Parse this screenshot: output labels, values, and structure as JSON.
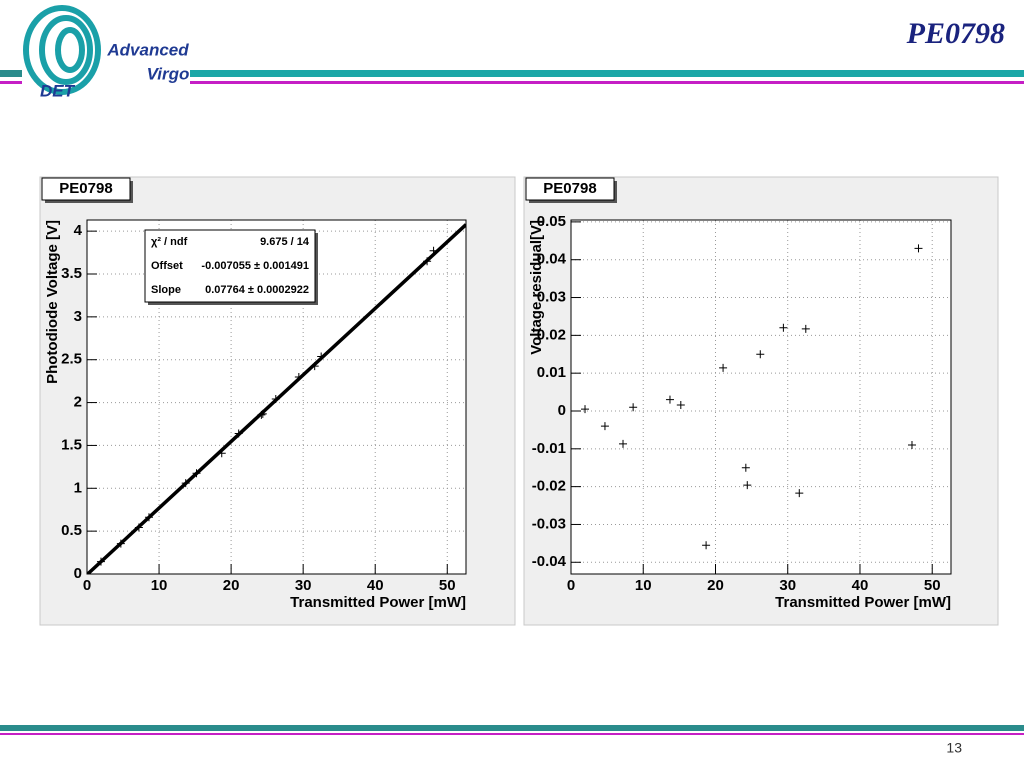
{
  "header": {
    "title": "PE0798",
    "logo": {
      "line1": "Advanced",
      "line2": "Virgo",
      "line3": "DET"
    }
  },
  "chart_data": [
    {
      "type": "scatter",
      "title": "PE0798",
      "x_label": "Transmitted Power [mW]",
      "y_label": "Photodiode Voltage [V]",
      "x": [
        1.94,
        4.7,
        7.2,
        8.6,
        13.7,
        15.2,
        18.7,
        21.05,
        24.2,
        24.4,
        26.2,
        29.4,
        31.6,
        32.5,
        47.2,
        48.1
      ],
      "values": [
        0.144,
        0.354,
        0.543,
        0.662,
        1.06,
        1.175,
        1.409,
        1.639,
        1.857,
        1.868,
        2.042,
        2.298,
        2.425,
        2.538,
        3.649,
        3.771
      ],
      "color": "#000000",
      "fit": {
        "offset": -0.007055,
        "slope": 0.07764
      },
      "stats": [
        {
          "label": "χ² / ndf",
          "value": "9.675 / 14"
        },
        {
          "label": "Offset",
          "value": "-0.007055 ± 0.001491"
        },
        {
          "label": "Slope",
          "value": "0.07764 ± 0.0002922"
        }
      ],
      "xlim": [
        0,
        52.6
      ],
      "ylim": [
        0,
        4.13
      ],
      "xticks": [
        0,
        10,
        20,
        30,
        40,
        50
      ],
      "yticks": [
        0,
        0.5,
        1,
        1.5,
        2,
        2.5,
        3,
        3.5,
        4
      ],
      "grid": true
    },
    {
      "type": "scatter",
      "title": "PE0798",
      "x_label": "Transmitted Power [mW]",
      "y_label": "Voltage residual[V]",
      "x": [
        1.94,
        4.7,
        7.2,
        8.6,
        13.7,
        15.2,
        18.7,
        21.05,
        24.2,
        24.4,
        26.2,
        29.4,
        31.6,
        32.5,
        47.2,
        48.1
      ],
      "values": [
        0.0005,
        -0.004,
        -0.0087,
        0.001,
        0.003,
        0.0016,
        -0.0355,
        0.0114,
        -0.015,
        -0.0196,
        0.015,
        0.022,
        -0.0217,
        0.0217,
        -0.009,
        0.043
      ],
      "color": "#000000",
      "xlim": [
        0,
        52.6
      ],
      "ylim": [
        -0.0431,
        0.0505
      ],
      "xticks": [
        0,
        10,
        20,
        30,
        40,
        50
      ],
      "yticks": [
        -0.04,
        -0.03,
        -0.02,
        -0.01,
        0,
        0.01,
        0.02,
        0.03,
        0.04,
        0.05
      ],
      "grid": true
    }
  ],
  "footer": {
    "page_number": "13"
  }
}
****************
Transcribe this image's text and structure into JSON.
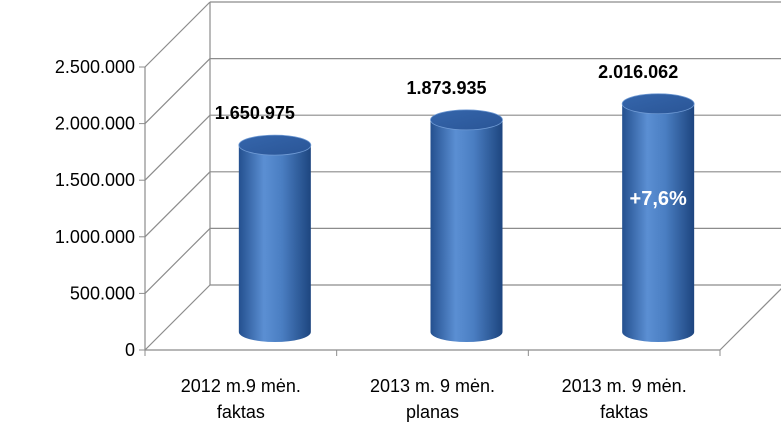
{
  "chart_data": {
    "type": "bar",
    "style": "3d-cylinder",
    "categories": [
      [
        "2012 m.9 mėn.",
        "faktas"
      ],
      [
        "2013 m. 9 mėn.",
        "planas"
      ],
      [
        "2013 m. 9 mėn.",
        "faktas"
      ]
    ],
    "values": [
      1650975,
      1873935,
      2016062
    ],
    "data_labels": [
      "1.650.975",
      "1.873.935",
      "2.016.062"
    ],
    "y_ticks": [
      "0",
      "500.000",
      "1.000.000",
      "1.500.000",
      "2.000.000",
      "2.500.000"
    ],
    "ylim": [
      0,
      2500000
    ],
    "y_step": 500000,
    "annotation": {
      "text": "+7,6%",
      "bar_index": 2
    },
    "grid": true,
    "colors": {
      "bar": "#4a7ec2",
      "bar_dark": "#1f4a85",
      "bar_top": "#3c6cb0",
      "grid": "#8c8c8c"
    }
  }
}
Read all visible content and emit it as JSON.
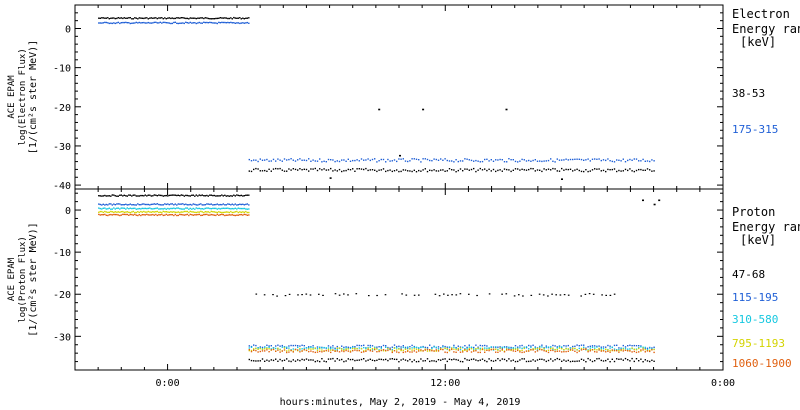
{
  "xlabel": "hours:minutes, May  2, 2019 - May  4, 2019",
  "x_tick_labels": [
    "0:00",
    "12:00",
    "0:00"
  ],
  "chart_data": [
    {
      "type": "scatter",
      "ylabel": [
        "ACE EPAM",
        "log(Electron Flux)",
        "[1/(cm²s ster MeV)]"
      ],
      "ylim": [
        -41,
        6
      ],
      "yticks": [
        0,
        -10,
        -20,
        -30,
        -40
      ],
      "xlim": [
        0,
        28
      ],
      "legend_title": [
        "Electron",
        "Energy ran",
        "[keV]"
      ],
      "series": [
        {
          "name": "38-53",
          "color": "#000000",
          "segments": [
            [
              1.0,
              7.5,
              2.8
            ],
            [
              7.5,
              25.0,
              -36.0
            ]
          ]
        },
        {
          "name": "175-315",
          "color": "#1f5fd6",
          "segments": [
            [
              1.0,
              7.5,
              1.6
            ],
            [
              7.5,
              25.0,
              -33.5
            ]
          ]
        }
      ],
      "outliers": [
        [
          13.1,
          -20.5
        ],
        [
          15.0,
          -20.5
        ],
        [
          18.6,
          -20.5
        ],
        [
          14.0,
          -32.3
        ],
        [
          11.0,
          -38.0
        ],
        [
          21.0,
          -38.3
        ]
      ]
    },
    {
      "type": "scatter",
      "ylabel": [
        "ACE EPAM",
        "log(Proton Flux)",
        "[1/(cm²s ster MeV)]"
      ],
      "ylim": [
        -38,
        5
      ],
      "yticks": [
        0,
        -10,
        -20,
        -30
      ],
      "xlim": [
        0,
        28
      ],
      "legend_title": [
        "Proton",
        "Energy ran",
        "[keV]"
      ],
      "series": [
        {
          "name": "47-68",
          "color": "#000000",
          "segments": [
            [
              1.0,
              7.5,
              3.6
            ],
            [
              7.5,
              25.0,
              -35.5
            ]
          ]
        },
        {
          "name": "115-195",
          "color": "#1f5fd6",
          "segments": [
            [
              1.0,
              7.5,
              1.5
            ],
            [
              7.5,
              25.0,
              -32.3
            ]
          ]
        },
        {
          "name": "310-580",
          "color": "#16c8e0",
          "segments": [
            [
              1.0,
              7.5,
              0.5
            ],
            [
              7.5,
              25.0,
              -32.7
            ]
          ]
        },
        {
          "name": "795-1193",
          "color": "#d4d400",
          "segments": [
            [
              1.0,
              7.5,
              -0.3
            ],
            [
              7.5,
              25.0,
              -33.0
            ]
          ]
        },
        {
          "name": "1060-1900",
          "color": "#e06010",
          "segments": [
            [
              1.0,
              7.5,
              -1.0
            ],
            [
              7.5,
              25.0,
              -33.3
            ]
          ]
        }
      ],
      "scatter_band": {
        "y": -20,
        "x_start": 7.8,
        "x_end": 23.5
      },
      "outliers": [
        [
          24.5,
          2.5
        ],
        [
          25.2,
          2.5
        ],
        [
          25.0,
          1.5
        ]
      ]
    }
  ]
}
****************
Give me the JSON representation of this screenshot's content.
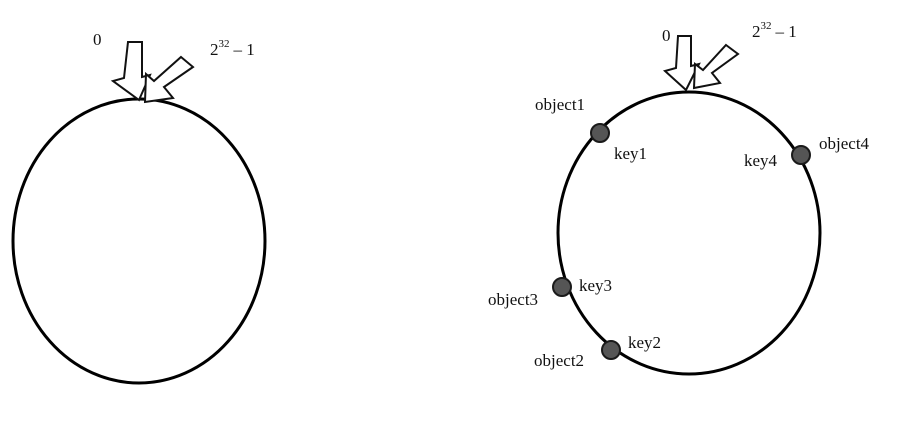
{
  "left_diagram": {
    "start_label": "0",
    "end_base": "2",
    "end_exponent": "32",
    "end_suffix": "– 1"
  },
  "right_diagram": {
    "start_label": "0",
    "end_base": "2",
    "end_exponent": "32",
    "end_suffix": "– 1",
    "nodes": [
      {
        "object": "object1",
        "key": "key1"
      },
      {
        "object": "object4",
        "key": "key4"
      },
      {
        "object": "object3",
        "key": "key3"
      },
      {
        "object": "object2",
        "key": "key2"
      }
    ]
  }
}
****************
- _WHAT IS ASKED_
Reply with the number of lines in the data that include the string "JSON" and nothing else.

- _RESULT_
4